→ **TO BE DONE**
Reproduce the data in its entirety, exactly as supplied.

Records that describe figures
* begin *

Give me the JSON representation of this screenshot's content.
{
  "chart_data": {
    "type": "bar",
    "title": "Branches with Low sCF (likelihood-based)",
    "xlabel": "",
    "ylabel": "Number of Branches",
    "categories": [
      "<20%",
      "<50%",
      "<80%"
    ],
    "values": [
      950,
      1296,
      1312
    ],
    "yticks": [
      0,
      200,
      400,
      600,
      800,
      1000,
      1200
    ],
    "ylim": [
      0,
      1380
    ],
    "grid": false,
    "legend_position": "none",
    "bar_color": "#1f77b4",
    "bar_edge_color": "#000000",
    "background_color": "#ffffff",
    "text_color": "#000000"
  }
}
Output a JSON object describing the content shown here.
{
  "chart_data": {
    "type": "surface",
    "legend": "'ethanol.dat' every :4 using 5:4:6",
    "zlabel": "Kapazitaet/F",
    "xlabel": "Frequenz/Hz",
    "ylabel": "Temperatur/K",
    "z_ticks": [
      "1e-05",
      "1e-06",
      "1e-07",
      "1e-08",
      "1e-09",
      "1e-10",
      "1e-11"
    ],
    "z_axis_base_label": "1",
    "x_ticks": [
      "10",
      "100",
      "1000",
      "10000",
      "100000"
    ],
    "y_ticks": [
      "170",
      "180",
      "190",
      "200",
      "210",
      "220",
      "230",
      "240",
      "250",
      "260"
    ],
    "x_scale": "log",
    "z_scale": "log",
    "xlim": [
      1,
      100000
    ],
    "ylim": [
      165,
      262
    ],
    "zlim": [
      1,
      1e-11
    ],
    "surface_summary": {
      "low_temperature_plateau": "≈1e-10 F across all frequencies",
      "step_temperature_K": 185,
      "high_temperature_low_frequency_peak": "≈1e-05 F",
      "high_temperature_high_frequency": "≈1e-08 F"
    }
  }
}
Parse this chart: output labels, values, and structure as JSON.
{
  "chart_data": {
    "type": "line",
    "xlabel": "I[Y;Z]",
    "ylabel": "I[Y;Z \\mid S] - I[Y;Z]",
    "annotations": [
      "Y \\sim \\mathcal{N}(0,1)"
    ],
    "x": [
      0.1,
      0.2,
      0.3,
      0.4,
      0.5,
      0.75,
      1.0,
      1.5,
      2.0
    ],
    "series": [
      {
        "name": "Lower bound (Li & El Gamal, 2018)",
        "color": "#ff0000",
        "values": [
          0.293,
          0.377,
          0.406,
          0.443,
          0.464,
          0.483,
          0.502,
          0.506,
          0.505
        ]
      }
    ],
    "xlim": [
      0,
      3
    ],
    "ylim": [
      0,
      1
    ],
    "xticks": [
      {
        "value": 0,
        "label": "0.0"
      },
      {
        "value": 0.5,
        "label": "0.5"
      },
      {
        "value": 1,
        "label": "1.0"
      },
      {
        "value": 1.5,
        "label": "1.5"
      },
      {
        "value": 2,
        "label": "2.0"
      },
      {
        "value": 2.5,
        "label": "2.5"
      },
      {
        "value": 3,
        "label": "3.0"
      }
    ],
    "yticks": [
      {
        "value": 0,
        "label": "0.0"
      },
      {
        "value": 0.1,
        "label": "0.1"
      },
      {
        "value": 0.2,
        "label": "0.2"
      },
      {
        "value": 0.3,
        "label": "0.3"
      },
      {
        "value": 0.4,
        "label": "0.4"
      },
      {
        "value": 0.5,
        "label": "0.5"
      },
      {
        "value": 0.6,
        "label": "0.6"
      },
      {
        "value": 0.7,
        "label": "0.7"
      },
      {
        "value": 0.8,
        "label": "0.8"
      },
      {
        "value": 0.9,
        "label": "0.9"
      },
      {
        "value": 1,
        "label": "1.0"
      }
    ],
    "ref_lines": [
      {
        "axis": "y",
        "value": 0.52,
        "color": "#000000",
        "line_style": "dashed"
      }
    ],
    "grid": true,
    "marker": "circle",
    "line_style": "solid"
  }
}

* end *

→ **WORKED SOLUTION**
Give me the JSON representation of this screenshot's content.
{
  "chart_data": {
    "type": "bar",
    "title": "Branches with Low sCF (likelihood-based)",
    "xlabel": "",
    "ylabel": "Number of Branches",
    "categories": [
      "<20%",
      "<50%",
      "<80%"
    ],
    "values": [
      950,
      1296,
      1312
    ],
    "yticks": [
      0,
      200,
      400,
      600,
      800,
      1000,
      1200
    ],
    "ylim": [
      0,
      1380
    ],
    "grid": false,
    "legend_position": "none",
    "bar_color": "#1f77b4",
    "bar_edge_color": "#000000",
    "background_color": "#ffffff",
    "text_color": "#000000"
  }
}
Output a JSON object describing the content shown here.
{
  "chart_data": {
    "type": "surface",
    "legend": "'ethanol.dat' every :4 using 5:4:6",
    "zlabel": "Kapazitaet/F",
    "xlabel": "Frequenz/Hz",
    "ylabel": "Temperatur/K",
    "z_ticks": [
      "1e-05",
      "1e-06",
      "1e-07",
      "1e-08",
      "1e-09",
      "1e-10",
      "1e-11"
    ],
    "z_axis_base_label": "1",
    "x_ticks": [
      "10",
      "100",
      "1000",
      "10000",
      "100000"
    ],
    "y_ticks": [
      "170",
      "180",
      "190",
      "200",
      "210",
      "220",
      "230",
      "240",
      "250",
      "260"
    ],
    "x_scale": "log",
    "z_scale": "log",
    "xlim": [
      1,
      100000
    ],
    "ylim": [
      165,
      262
    ],
    "zlim": [
      1,
      1e-11
    ],
    "surface_summary": {
      "low_temperature_plateau": "≈1e-10 F across all frequencies",
      "step_temperature_K": 185,
      "high_temperature_low_frequency_peak": "≈1e-05 F",
      "high_temperature_high_frequency": "≈1e-08 F"
    }
  }
}
Parse this chart: output labels, values, and structure as JSON.
{
  "chart_data": {
    "type": "line",
    "xlabel": "I[Y;Z]",
    "ylabel": "I[Y;Z \\mid S] - I[Y;Z]",
    "annotations": [
      "Y \\sim \\mathcal{N}(0,1)"
    ],
    "x": [
      0.1,
      0.2,
      0.3,
      0.4,
      0.5,
      0.75,
      1.0,
      1.5,
      2.0
    ],
    "series": [
      {
        "name": "Lower bound (Li & El Gamal, 2018)",
        "color": "#ff0000",
        "values": [
          0.293,
          0.377,
          0.406,
          0.443,
          0.464,
          0.483,
          0.502,
          0.506,
          0.505
        ]
      }
    ],
    "xlim": [
      0,
      3
    ],
    "ylim": [
      0,
      1
    ],
    "xticks": [
      {
        "value": 0,
        "label": "0.0"
      },
      {
        "value": 0.5,
        "label": "0.5"
      },
      {
        "value": 1,
        "label": "1.0"
      },
      {
        "value": 1.5,
        "label": "1.5"
      },
      {
        "value": 2,
        "label": "2.0"
      },
      {
        "value": 2.5,
        "label": "2.5"
      },
      {
        "value": 3,
        "label": "3.0"
      }
    ],
    "yticks": [
      {
        "value": 0,
        "label": "0.0"
      },
      {
        "value": 0.1,
        "label": "0.1"
      },
      {
        "value": 0.2,
        "label": "0.2"
      },
      {
        "value": 0.3,
        "label": "0.3"
      },
      {
        "value": 0.4,
        "label": "0.4"
      },
      {
        "value": 0.5,
        "label": "0.5"
      },
      {
        "value": 0.6,
        "label": "0.6"
      },
      {
        "value": 0.7,
        "label": "0.7"
      },
      {
        "value": 0.8,
        "label": "0.8"
      },
      {
        "value": 0.9,
        "label": "0.9"
      },
      {
        "value": 1,
        "label": "1.0"
      }
    ],
    "ref_lines": [
      {
        "axis": "y",
        "value": 0.52,
        "color": "#000000",
        "line_style": "dashed"
      }
    ],
    "grid": true,
    "marker": "circle",
    "line_style": "solid"
  }
}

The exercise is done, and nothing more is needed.